Direction
Would you repeat the listing exactly but omit every picture?

Collected data
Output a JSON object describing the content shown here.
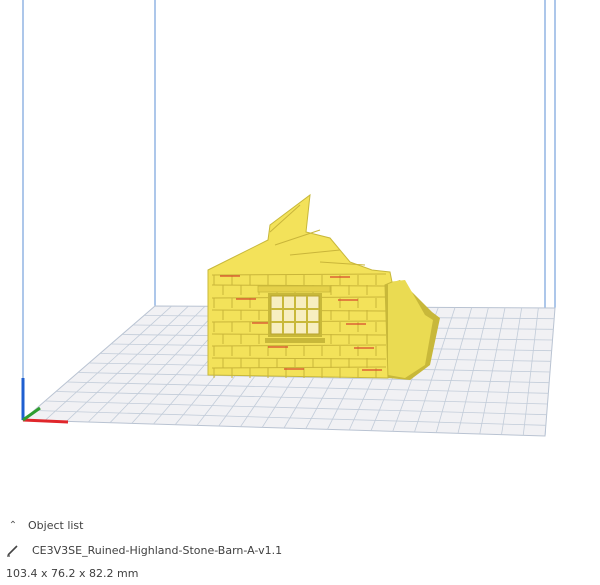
{
  "object_panel": {
    "toggle_label": "Object list",
    "object_name": "CE3V3SE_Ruined-Highland-Stone-Barn-A-v1.1",
    "dimensions": "103.4 x 76.2 x 82.2 mm"
  },
  "colors": {
    "build_volume_line": "#5b8fd6",
    "plate_fill": "#f1f1f4",
    "plate_grid": "#b9c3d2",
    "model_yellow": "#f3e25a",
    "model_shadow": "#c8b83a",
    "axis_x": "#e0262b",
    "axis_y": "#2f9e2f",
    "axis_z": "#1f5fd0"
  },
  "icons": {
    "toggle": "chevron-up-icon",
    "edit": "pencil-icon"
  }
}
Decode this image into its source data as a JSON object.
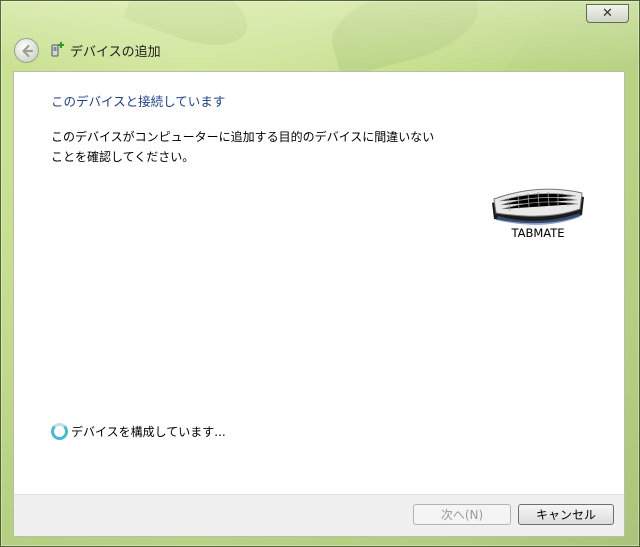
{
  "window": {
    "close_symbol": "✕"
  },
  "header": {
    "title": "デバイスの追加",
    "back_icon": "back-arrow-icon",
    "title_icon": "add-device-icon"
  },
  "content": {
    "heading": "このデバイスと接続しています",
    "description_line1": "このデバイスがコンピューターに追加する目的のデバイスに間違いない",
    "description_line2": "ことを確認してください。",
    "device": {
      "name": "TABMATE",
      "icon": "keyboard-icon"
    },
    "status": "デバイスを構成しています..."
  },
  "footer": {
    "next_label": "次へ(N)",
    "cancel_label": "キャンセル"
  },
  "colors": {
    "heading": "#1e3f8a",
    "spinner": "#49b8d4",
    "disabled_text": "#9a9a9a"
  }
}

Answer for this exercise
Output a JSON object describing the content shown here.
{
  "object_panel": {
    "toggle_label": "Object list",
    "object_name": "CE3V3SE_Ruined-Highland-Stone-Barn-A-v1.1",
    "dimensions": "103.4 x 76.2 x 82.2 mm"
  },
  "colors": {
    "build_volume_line": "#5b8fd6",
    "plate_fill": "#f1f1f4",
    "plate_grid": "#b9c3d2",
    "model_yellow": "#f3e25a",
    "model_shadow": "#c8b83a",
    "axis_x": "#e0262b",
    "axis_y": "#2f9e2f",
    "axis_z": "#1f5fd0"
  },
  "icons": {
    "toggle": "chevron-up-icon",
    "edit": "pencil-icon"
  }
}
Decode this image into its source data as a JSON object.
{
  "window": {
    "close_symbol": "✕"
  },
  "header": {
    "title": "デバイスの追加",
    "back_icon": "back-arrow-icon",
    "title_icon": "add-device-icon"
  },
  "content": {
    "heading": "このデバイスと接続しています",
    "description_line1": "このデバイスがコンピューターに追加する目的のデバイスに間違いない",
    "description_line2": "ことを確認してください。",
    "device": {
      "name": "TABMATE",
      "icon": "keyboard-icon"
    },
    "status": "デバイスを構成しています..."
  },
  "footer": {
    "next_label": "次へ(N)",
    "cancel_label": "キャンセル"
  },
  "colors": {
    "heading": "#1e3f8a",
    "spinner": "#49b8d4",
    "disabled_text": "#9a9a9a"
  }
}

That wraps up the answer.